Records from a data collection:
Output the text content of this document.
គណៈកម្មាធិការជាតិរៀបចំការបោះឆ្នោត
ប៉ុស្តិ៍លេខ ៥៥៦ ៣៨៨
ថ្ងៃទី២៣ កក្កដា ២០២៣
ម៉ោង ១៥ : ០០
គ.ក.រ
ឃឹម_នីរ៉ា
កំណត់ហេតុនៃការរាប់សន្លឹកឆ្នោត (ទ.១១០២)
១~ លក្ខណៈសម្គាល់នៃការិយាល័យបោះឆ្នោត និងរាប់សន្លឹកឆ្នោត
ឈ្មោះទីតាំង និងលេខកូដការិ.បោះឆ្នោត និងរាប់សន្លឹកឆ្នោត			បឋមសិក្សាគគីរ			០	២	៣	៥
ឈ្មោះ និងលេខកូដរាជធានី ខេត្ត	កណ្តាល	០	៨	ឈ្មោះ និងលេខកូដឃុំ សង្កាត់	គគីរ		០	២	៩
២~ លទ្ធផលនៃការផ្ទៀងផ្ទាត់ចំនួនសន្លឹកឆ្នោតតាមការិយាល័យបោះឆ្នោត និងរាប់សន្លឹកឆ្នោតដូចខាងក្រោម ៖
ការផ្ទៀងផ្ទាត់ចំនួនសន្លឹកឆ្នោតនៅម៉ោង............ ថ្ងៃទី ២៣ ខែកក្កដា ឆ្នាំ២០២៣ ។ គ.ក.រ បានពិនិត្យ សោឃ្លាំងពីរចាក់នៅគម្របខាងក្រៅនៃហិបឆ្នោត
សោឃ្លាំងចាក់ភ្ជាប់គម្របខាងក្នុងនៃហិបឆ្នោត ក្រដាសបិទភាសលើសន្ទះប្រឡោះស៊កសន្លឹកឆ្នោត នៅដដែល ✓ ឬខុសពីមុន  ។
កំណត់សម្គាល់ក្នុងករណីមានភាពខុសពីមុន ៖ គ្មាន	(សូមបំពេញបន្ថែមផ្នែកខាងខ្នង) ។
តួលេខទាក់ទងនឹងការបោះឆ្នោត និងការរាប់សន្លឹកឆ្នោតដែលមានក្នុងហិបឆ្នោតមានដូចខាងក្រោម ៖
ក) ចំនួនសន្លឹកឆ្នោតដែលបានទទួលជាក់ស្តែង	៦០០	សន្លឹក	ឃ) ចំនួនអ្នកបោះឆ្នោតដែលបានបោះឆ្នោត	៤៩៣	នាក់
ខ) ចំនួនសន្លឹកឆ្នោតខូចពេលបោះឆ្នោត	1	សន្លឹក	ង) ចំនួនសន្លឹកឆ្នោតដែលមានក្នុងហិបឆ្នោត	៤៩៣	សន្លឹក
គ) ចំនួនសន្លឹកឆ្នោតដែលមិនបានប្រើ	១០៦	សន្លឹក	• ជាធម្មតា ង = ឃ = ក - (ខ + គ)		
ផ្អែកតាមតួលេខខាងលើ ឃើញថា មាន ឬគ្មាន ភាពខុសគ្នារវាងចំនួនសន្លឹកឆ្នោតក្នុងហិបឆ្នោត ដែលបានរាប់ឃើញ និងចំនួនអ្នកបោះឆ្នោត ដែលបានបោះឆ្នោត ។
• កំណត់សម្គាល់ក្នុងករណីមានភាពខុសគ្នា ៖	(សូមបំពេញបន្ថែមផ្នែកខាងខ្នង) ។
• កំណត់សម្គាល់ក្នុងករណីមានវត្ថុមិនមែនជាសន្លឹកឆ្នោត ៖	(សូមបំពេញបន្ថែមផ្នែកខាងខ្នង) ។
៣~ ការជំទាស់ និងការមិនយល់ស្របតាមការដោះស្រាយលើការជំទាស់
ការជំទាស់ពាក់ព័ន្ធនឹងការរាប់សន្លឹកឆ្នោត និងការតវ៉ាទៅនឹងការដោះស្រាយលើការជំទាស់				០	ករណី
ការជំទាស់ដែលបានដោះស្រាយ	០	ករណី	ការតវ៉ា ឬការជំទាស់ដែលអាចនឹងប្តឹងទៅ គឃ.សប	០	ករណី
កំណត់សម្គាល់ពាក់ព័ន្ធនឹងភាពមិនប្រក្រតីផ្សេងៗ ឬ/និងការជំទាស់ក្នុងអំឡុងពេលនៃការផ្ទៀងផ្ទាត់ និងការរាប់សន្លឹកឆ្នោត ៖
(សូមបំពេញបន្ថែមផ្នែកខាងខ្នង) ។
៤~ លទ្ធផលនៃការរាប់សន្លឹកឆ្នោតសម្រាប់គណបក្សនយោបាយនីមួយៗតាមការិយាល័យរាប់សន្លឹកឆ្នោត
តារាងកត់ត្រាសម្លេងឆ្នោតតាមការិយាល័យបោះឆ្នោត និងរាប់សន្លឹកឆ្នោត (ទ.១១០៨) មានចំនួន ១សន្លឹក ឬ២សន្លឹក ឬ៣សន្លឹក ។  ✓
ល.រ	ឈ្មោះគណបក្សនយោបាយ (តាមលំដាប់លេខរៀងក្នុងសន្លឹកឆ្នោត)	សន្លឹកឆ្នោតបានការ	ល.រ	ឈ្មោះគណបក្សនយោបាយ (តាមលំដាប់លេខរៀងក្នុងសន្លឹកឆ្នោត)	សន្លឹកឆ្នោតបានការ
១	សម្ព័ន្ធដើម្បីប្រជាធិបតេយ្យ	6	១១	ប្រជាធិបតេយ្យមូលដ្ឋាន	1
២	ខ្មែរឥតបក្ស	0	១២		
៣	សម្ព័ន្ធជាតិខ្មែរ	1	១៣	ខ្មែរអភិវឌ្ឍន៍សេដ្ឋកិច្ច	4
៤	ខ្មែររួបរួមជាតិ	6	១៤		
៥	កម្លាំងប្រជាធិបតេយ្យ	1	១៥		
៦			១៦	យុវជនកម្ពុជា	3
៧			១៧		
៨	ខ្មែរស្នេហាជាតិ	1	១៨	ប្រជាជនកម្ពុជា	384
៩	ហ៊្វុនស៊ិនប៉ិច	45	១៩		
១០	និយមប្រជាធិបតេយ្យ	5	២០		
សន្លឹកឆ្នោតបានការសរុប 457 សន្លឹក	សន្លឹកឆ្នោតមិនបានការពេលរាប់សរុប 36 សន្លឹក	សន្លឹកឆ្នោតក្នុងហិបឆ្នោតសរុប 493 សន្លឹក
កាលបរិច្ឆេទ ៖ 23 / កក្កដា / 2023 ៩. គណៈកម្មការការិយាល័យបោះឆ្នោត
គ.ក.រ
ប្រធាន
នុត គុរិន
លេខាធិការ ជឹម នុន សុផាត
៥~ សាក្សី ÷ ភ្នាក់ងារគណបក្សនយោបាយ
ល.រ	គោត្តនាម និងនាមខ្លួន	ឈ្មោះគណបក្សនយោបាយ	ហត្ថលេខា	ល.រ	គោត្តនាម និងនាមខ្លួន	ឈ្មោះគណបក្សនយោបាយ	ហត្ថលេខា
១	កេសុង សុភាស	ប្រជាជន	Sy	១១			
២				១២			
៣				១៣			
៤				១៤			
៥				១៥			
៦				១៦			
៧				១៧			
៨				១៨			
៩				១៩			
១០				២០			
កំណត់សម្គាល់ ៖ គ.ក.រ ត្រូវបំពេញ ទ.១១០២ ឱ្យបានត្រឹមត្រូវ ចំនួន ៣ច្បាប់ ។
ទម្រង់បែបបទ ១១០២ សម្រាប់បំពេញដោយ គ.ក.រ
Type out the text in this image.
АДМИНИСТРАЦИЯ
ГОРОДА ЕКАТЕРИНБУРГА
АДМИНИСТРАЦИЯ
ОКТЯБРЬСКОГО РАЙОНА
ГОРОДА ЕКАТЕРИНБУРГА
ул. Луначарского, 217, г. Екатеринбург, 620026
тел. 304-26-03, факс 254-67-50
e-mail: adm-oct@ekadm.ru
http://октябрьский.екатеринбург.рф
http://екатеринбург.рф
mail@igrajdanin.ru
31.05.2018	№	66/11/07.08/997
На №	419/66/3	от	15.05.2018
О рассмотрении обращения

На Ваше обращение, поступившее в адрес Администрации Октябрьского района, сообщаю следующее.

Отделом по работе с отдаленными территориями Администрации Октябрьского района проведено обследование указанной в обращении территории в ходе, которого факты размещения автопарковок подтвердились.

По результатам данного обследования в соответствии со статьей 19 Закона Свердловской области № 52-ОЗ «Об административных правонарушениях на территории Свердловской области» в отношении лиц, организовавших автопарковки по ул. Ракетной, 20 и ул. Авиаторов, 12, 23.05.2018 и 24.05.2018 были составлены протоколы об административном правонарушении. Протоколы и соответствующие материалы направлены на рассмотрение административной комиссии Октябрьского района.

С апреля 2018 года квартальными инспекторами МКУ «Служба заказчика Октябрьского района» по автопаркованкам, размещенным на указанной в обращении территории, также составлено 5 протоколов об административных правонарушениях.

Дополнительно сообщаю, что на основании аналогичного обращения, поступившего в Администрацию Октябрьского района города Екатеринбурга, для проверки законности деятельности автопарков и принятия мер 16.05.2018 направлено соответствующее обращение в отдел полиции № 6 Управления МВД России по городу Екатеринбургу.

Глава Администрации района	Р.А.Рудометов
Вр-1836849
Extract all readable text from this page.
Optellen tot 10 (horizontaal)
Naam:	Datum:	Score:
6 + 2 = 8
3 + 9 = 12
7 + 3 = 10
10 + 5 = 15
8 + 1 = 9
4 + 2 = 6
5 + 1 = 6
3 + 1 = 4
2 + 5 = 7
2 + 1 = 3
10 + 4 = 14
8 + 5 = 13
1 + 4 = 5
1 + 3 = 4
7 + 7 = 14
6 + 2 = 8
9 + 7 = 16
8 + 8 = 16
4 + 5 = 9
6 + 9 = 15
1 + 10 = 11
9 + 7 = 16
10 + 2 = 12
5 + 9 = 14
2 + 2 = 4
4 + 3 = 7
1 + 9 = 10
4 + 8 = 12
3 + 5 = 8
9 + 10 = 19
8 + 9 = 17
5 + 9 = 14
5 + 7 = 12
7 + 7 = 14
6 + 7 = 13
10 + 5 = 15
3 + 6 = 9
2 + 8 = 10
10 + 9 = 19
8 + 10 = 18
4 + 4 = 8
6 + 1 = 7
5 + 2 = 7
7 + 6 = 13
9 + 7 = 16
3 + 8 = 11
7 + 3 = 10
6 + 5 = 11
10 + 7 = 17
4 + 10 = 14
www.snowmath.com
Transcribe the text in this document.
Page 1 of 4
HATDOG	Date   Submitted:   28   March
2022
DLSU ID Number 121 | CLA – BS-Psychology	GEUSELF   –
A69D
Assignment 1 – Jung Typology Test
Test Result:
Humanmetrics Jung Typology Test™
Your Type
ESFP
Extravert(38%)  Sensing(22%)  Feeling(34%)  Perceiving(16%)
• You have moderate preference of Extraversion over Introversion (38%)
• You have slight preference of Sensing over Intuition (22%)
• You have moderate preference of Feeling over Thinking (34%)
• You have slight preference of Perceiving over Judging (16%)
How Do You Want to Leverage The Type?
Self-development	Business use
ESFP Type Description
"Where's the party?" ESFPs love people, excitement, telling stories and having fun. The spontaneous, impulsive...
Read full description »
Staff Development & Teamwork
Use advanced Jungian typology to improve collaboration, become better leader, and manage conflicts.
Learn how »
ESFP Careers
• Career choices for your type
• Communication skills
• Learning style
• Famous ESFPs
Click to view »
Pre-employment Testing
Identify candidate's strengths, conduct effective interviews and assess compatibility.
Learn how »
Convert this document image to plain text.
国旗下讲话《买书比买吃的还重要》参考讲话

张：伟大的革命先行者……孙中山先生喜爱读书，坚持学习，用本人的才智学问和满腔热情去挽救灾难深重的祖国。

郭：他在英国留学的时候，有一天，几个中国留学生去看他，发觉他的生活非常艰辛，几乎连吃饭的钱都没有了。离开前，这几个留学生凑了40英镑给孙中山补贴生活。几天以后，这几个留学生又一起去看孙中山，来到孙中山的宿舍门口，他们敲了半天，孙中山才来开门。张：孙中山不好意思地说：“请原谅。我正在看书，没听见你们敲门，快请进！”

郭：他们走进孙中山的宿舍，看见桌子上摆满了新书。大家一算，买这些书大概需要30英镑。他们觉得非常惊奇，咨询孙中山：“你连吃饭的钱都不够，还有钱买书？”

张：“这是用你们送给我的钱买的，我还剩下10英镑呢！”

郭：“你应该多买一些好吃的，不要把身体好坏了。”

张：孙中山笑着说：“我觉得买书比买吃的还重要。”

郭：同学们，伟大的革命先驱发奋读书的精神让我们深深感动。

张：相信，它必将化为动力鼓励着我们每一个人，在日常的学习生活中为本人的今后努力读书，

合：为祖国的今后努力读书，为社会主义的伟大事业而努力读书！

# What needs to be done
Only lines with "ងករណ" are wanted here; list each of them.

# Result
កំណត់សម្គាល់ក្នុងករណីមានភាពខុសពីមុន ៖ គ្មាន	(សូមបំពេញបន្ថែមផ្នែកខាងខ្នង) ។
• កំណត់សម្គាល់ក្នុងករណីមានភាពខុសគ្នា ៖	(សូមបំពេញបន្ថែមផ្នែកខាងខ្នង) ។
• កំណត់សម្គាល់ក្នុងករណីមានវត្ថុមិនមែនជាសន្លឹកឆ្នោត ៖	(សូមបំពេញបន្ថែមផ្នែកខាងខ្នង) ។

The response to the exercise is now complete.